Records from a collection of figures
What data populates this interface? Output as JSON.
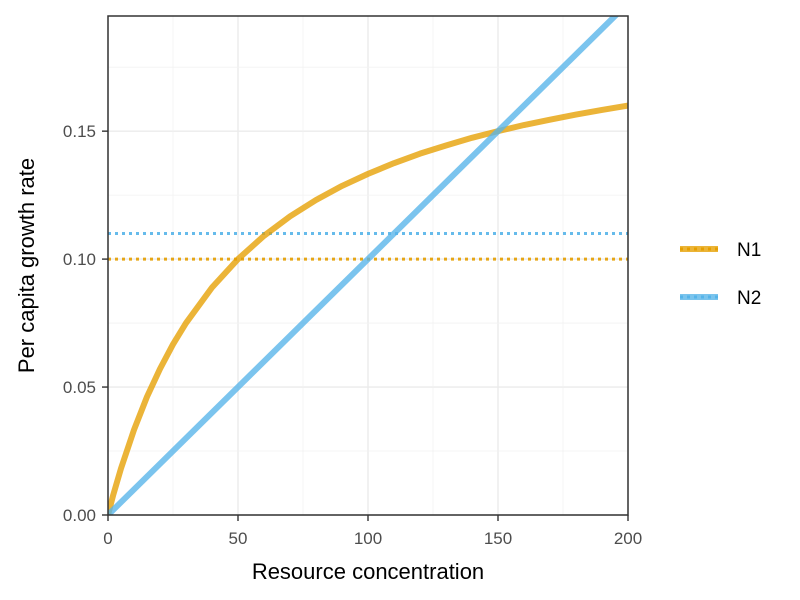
{
  "chart_data": {
    "type": "line",
    "title": "",
    "xlabel": "Resource concentration",
    "ylabel": "Per capita growth rate",
    "xlim": [
      0,
      200
    ],
    "ylim": [
      0,
      0.195
    ],
    "x_ticks": [
      0,
      50,
      100,
      150,
      200
    ],
    "x_tick_labels": [
      "0",
      "50",
      "100",
      "150",
      "200"
    ],
    "y_ticks": [
      0,
      0.05,
      0.1,
      0.15
    ],
    "y_tick_labels": [
      "0.00",
      "0.05",
      "0.10",
      "0.15"
    ],
    "grid": true,
    "legend_position": "right",
    "series": [
      {
        "name": "N1",
        "color": "#E69F00",
        "style": "solid",
        "x": [
          0,
          2,
          5,
          10,
          15,
          20,
          25,
          30,
          40,
          50,
          60,
          70,
          80,
          90,
          100,
          110,
          120,
          130,
          140,
          150,
          160,
          170,
          180,
          190,
          200
        ],
        "y": [
          0,
          0.0078,
          0.0182,
          0.0333,
          0.0462,
          0.0571,
          0.0667,
          0.075,
          0.0889,
          0.1,
          0.1091,
          0.1167,
          0.1231,
          0.1286,
          0.1333,
          0.1375,
          0.1412,
          0.1444,
          0.1474,
          0.15,
          0.1524,
          0.1545,
          0.1565,
          0.1583,
          0.16
        ]
      },
      {
        "name": "N2",
        "color": "#56B4E9",
        "style": "solid",
        "x": [
          0,
          200
        ],
        "y": [
          0,
          0.2
        ]
      }
    ],
    "reference_lines": [
      {
        "series": "N1",
        "y": 0.1,
        "color": "#E69F00",
        "style": "dotted"
      },
      {
        "series": "N2",
        "y": 0.11,
        "color": "#56B4E9",
        "style": "dotted"
      }
    ]
  }
}
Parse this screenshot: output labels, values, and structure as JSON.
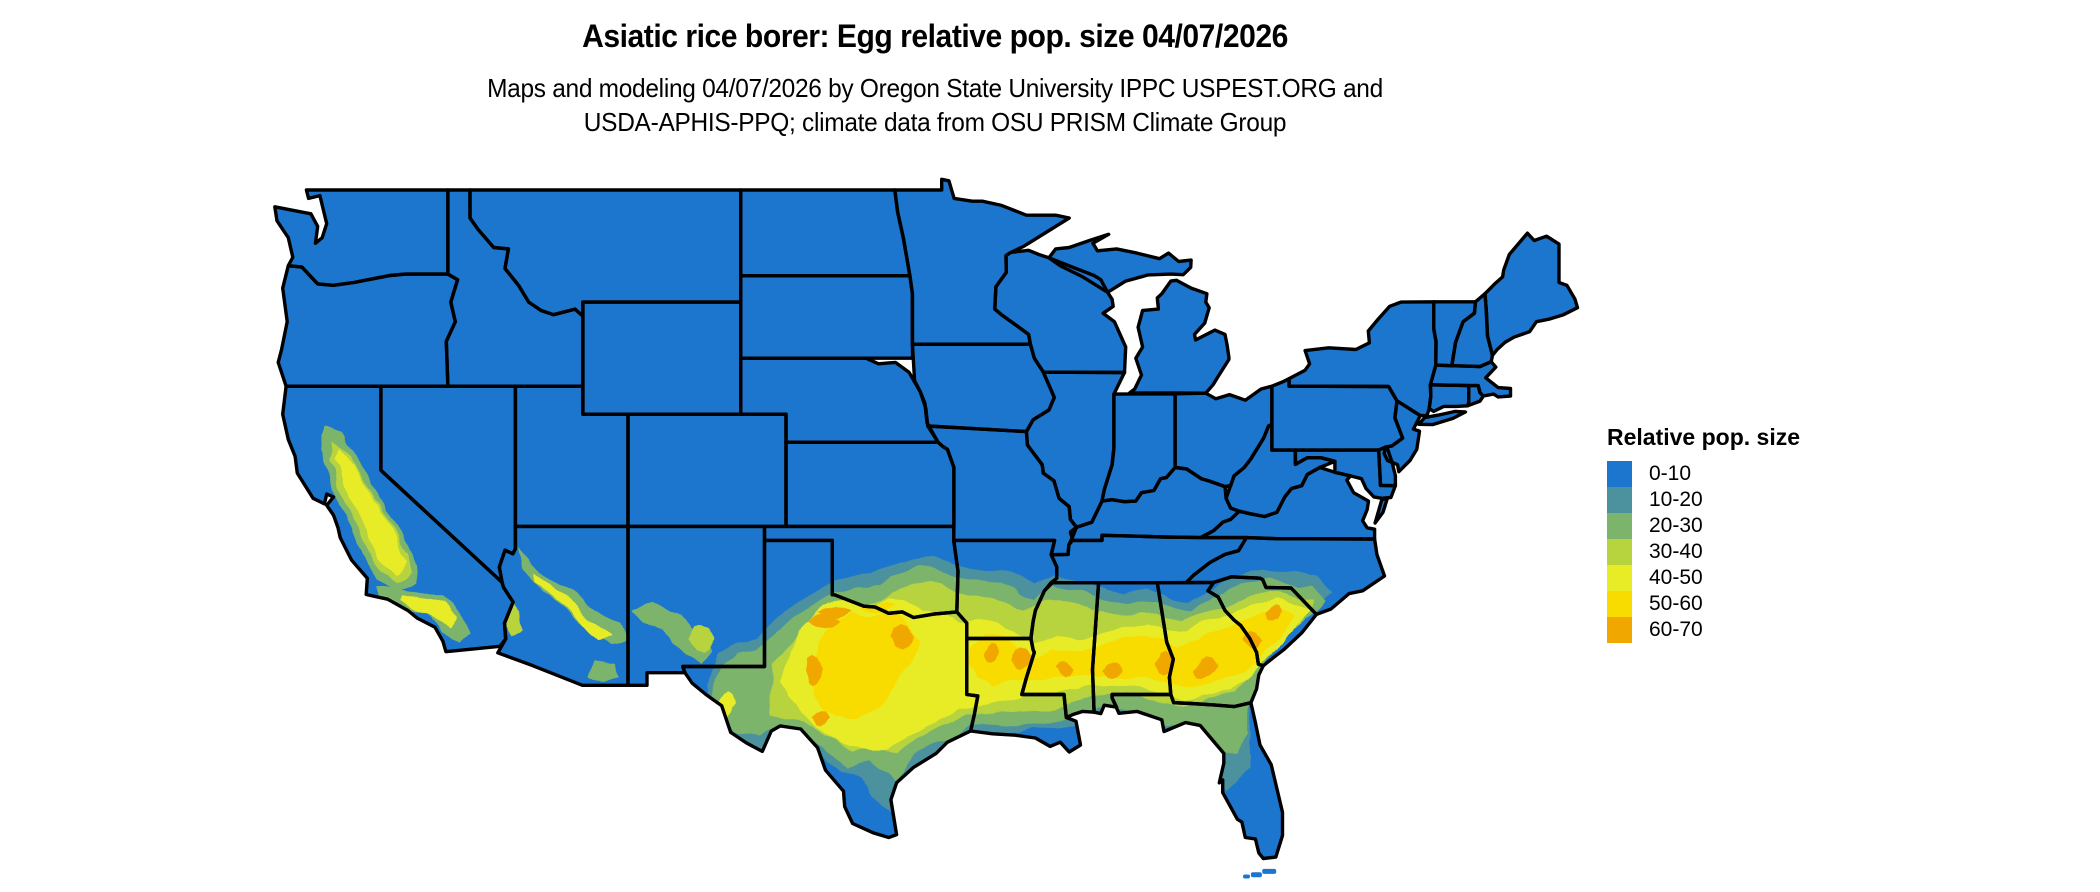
{
  "header": {
    "title": "Asiatic rice borer: Egg relative pop. size 04/07/2026",
    "subtitle_line1": "Maps and modeling 04/07/2026 by Oregon State University IPPC USPEST.ORG and",
    "subtitle_line2": "USDA-APHIS-PPQ; climate data from OSU PRISM Climate Group"
  },
  "legend": {
    "title": "Relative pop. size",
    "items": [
      {
        "label": "0-10",
        "color": "#1d76cd"
      },
      {
        "label": "10-20",
        "color": "#4b929e"
      },
      {
        "label": "20-30",
        "color": "#7cb46c"
      },
      {
        "label": "30-40",
        "color": "#b7d33e"
      },
      {
        "label": "40-50",
        "color": "#e8ec26"
      },
      {
        "label": "50-60",
        "color": "#f8dc00"
      },
      {
        "label": "60-70",
        "color": "#f0a800"
      }
    ]
  },
  "map": {
    "region": "contiguous United States",
    "background_color": "#ffffff",
    "state_border_color": "#000000"
  }
}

Request = Quote in full the listing given above; the images are to be left out.

Correct result =
What data populates this interface? Output as JSON.
{
  "chart_data": {
    "type": "line",
    "title": "",
    "xlabel": "Resource concentration",
    "ylabel": "Per capita growth rate",
    "xlim": [
      0,
      200
    ],
    "ylim": [
      0,
      0.195
    ],
    "x_ticks": [
      0,
      50,
      100,
      150,
      200
    ],
    "x_tick_labels": [
      "0",
      "50",
      "100",
      "150",
      "200"
    ],
    "y_ticks": [
      0,
      0.05,
      0.1,
      0.15
    ],
    "y_tick_labels": [
      "0.00",
      "0.05",
      "0.10",
      "0.15"
    ],
    "grid": true,
    "legend_position": "right",
    "series": [
      {
        "name": "N1",
        "color": "#E69F00",
        "style": "solid",
        "x": [
          0,
          2,
          5,
          10,
          15,
          20,
          25,
          30,
          40,
          50,
          60,
          70,
          80,
          90,
          100,
          110,
          120,
          130,
          140,
          150,
          160,
          170,
          180,
          190,
          200
        ],
        "y": [
          0,
          0.0078,
          0.0182,
          0.0333,
          0.0462,
          0.0571,
          0.0667,
          0.075,
          0.0889,
          0.1,
          0.1091,
          0.1167,
          0.1231,
          0.1286,
          0.1333,
          0.1375,
          0.1412,
          0.1444,
          0.1474,
          0.15,
          0.1524,
          0.1545,
          0.1565,
          0.1583,
          0.16
        ]
      },
      {
        "name": "N2",
        "color": "#56B4E9",
        "style": "solid",
        "x": [
          0,
          200
        ],
        "y": [
          0,
          0.2
        ]
      }
    ],
    "reference_lines": [
      {
        "series": "N1",
        "y": 0.1,
        "color": "#E69F00",
        "style": "dotted"
      },
      {
        "series": "N2",
        "y": 0.11,
        "color": "#56B4E9",
        "style": "dotted"
      }
    ]
  }
}
Parse this screenshot: output labels, values, and structure as JSON.
{
  "header": {
    "title": "Asiatic rice borer: Egg relative pop. size 04/07/2026",
    "subtitle_line1": "Maps and modeling 04/07/2026 by Oregon State University IPPC USPEST.ORG and",
    "subtitle_line2": "USDA-APHIS-PPQ; climate data from OSU PRISM Climate Group"
  },
  "legend": {
    "title": "Relative pop. size",
    "items": [
      {
        "label": "0-10",
        "color": "#1d76cd"
      },
      {
        "label": "10-20",
        "color": "#4b929e"
      },
      {
        "label": "20-30",
        "color": "#7cb46c"
      },
      {
        "label": "30-40",
        "color": "#b7d33e"
      },
      {
        "label": "40-50",
        "color": "#e8ec26"
      },
      {
        "label": "50-60",
        "color": "#f8dc00"
      },
      {
        "label": "60-70",
        "color": "#f0a800"
      }
    ]
  },
  "map": {
    "region": "contiguous United States",
    "background_color": "#ffffff",
    "state_border_color": "#000000"
  }
}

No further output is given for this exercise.